## What you are asked to do
Write out the records that appear below, verbatim and complete, but without pictures.

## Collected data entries
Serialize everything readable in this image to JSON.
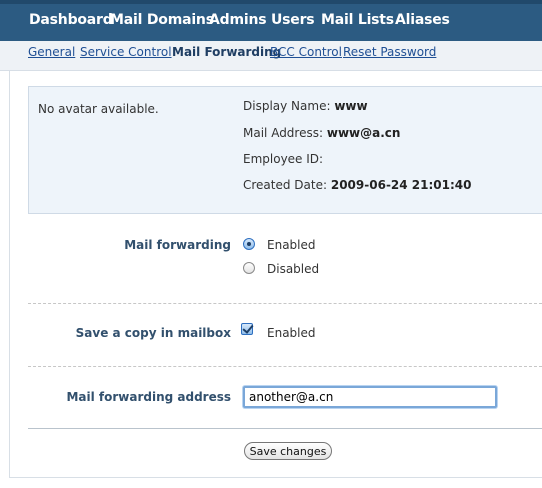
{
  "top_nav": {
    "items": [
      "Dashboard",
      "Mail Domains",
      "Admins",
      "Users",
      "Mail Lists",
      "Aliases"
    ]
  },
  "sub_nav": {
    "items": [
      "General",
      "Service Control",
      "Mail Forwarding",
      "BCC Control",
      "Reset Password"
    ],
    "active": "Mail Forwarding"
  },
  "profile": {
    "avatar_text": "No avatar available.",
    "display_name_label": "Display Name:",
    "display_name": "www",
    "mail_address_label": "Mail Address:",
    "mail_address": "www@a.cn",
    "employee_id_label": "Employee ID:",
    "employee_id": "",
    "created_date_label": "Created Date:",
    "created_date": "2009-06-24 21:01:40"
  },
  "form": {
    "mail_forwarding_label": "Mail forwarding",
    "option_enabled": "Enabled",
    "option_disabled": "Disabled",
    "mail_forwarding_selected": "Enabled",
    "save_copy_label": "Save a copy in mailbox",
    "save_copy_option": "Enabled",
    "save_copy_checked": true,
    "forwarding_address_label": "Mail forwarding address",
    "forwarding_address_value": "another@a.cn",
    "save_button": "Save changes"
  },
  "colors": {
    "nav_bar": "#2c5b82",
    "subnav_bg": "#eef2f6",
    "profile_bg": "#eef4fa",
    "link": "#1f4f94"
  }
}
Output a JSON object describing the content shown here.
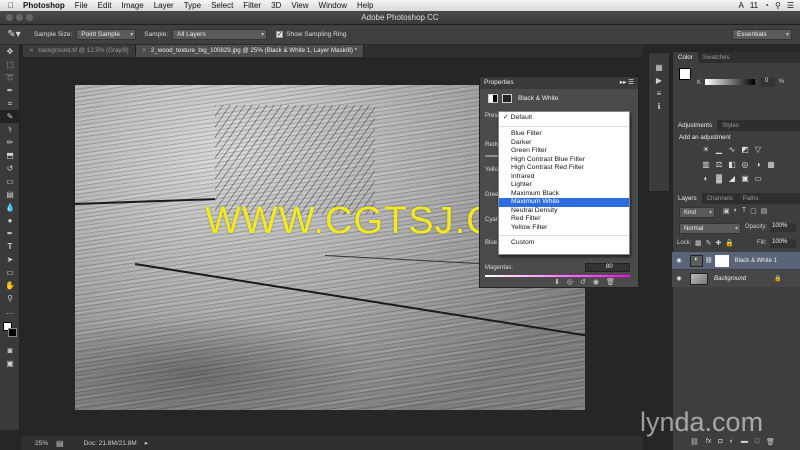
{
  "menubar": {
    "apple": "",
    "app": "Photoshop",
    "items": [
      "File",
      "Edit",
      "Image",
      "Layer",
      "Type",
      "Select",
      "Filter",
      "3D",
      "View",
      "Window",
      "Help"
    ],
    "right": [
      "A",
      "11"
    ]
  },
  "window": {
    "title": "Adobe Photoshop CC"
  },
  "options": {
    "sample_size_label": "Sample Size:",
    "sample_size_value": "Point Sample",
    "sample_label": "Sample:",
    "sample_value": "All Layers",
    "ring_label": "Show Sampling Ring",
    "workspace": "Essentials"
  },
  "tabs": [
    {
      "label": "background.tif @ 12.5% (Gray/8)"
    },
    {
      "label": "2_wood_texture_big_100829.jpg @ 25% (Black & White 1, Layer Mask/8) *"
    }
  ],
  "status": {
    "zoom": "25%",
    "doc": "Doc: 21.8M/21.8M"
  },
  "watermark": "WWW.CGTSJ.COM",
  "properties": {
    "title": "Properties",
    "adj_name": "Black & White",
    "preset_label": "Prese",
    "reds": "Reds",
    "yellows": "Yello",
    "greens": "Green",
    "cyans": "Cyan",
    "blues": "Blue",
    "magentas": "Magentas:",
    "magentas_value": "80"
  },
  "preset_menu": {
    "checked": "Default",
    "items": [
      "Blue Filter",
      "Darker",
      "Green Filter",
      "High Contrast Blue Filter",
      "High Contrast Red Filter",
      "Infrared",
      "Lighter",
      "Maximum Black",
      "Maximum White",
      "Neutral Density",
      "Red Filter",
      "Yellow Filter"
    ],
    "custom": "Custom",
    "selected_index": 8
  },
  "color_panel": {
    "tabs": [
      "Color",
      "Swatches"
    ],
    "k_label": "K",
    "k_value": "0",
    "pct": "%"
  },
  "adjustments": {
    "tabs": [
      "Adjustments",
      "Styles"
    ],
    "label": "Add an adjustment"
  },
  "layers_panel": {
    "tabs": [
      "Layers",
      "Channels",
      "Paths"
    ],
    "kind": "Kind",
    "blend": "Normal",
    "opacity_label": "Opacity:",
    "opacity": "100%",
    "lock_label": "Lock:",
    "fill_label": "Fill:",
    "fill": "100%",
    "layers": [
      {
        "name": "Black & White 1"
      },
      {
        "name": "Background"
      }
    ]
  },
  "lynda": "lynda.com"
}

## Expected answer
Serialize everything readable in this image to JSON.
{
  "top_nav": {
    "items": [
      "Dashboard",
      "Mail Domains",
      "Admins",
      "Users",
      "Mail Lists",
      "Aliases"
    ]
  },
  "sub_nav": {
    "items": [
      "General",
      "Service Control",
      "Mail Forwarding",
      "BCC Control",
      "Reset Password"
    ],
    "active": "Mail Forwarding"
  },
  "profile": {
    "avatar_text": "No avatar available.",
    "display_name_label": "Display Name:",
    "display_name": "www",
    "mail_address_label": "Mail Address:",
    "mail_address": "www@a.cn",
    "employee_id_label": "Employee ID:",
    "employee_id": "",
    "created_date_label": "Created Date:",
    "created_date": "2009-06-24 21:01:40"
  },
  "form": {
    "mail_forwarding_label": "Mail forwarding",
    "option_enabled": "Enabled",
    "option_disabled": "Disabled",
    "mail_forwarding_selected": "Enabled",
    "save_copy_label": "Save a copy in mailbox",
    "save_copy_option": "Enabled",
    "save_copy_checked": true,
    "forwarding_address_label": "Mail forwarding address",
    "forwarding_address_value": "another@a.cn",
    "save_button": "Save changes"
  },
  "colors": {
    "nav_bar": "#2c5b82",
    "subnav_bg": "#eef2f6",
    "profile_bg": "#eef4fa",
    "link": "#1f4f94"
  }
}
Output a JSON object describing the content shown here.
{
  "menubar": {
    "apple": "",
    "app": "Photoshop",
    "items": [
      "File",
      "Edit",
      "Image",
      "Layer",
      "Type",
      "Select",
      "Filter",
      "3D",
      "View",
      "Window",
      "Help"
    ],
    "right": [
      "A",
      "11"
    ]
  },
  "window": {
    "title": "Adobe Photoshop CC"
  },
  "options": {
    "sample_size_label": "Sample Size:",
    "sample_size_value": "Point Sample",
    "sample_label": "Sample:",
    "sample_value": "All Layers",
    "ring_label": "Show Sampling Ring",
    "workspace": "Essentials"
  },
  "tabs": [
    {
      "label": "background.tif @ 12.5% (Gray/8)"
    },
    {
      "label": "2_wood_texture_big_100829.jpg @ 25% (Black & White 1, Layer Mask/8) *"
    }
  ],
  "status": {
    "zoom": "25%",
    "doc": "Doc: 21.8M/21.8M"
  },
  "watermark": "WWW.CGTSJ.COM",
  "properties": {
    "title": "Properties",
    "adj_name": "Black & White",
    "preset_label": "Prese",
    "reds": "Reds",
    "yellows": "Yello",
    "greens": "Green",
    "cyans": "Cyan",
    "blues": "Blue",
    "magentas": "Magentas:",
    "magentas_value": "80"
  },
  "preset_menu": {
    "checked": "Default",
    "items": [
      "Blue Filter",
      "Darker",
      "Green Filter",
      "High Contrast Blue Filter",
      "High Contrast Red Filter",
      "Infrared",
      "Lighter",
      "Maximum Black",
      "Maximum White",
      "Neutral Density",
      "Red Filter",
      "Yellow Filter"
    ],
    "custom": "Custom",
    "selected_index": 8
  },
  "color_panel": {
    "tabs": [
      "Color",
      "Swatches"
    ],
    "k_label": "K",
    "k_value": "0",
    "pct": "%"
  },
  "adjustments": {
    "tabs": [
      "Adjustments",
      "Styles"
    ],
    "label": "Add an adjustment"
  },
  "layers_panel": {
    "tabs": [
      "Layers",
      "Channels",
      "Paths"
    ],
    "kind": "Kind",
    "blend": "Normal",
    "opacity_label": "Opacity:",
    "opacity": "100%",
    "lock_label": "Lock:",
    "fill_label": "Fill:",
    "fill": "100%",
    "layers": [
      {
        "name": "Black & White 1"
      },
      {
        "name": "Background"
      }
    ]
  },
  "lynda": "lynda.com"
}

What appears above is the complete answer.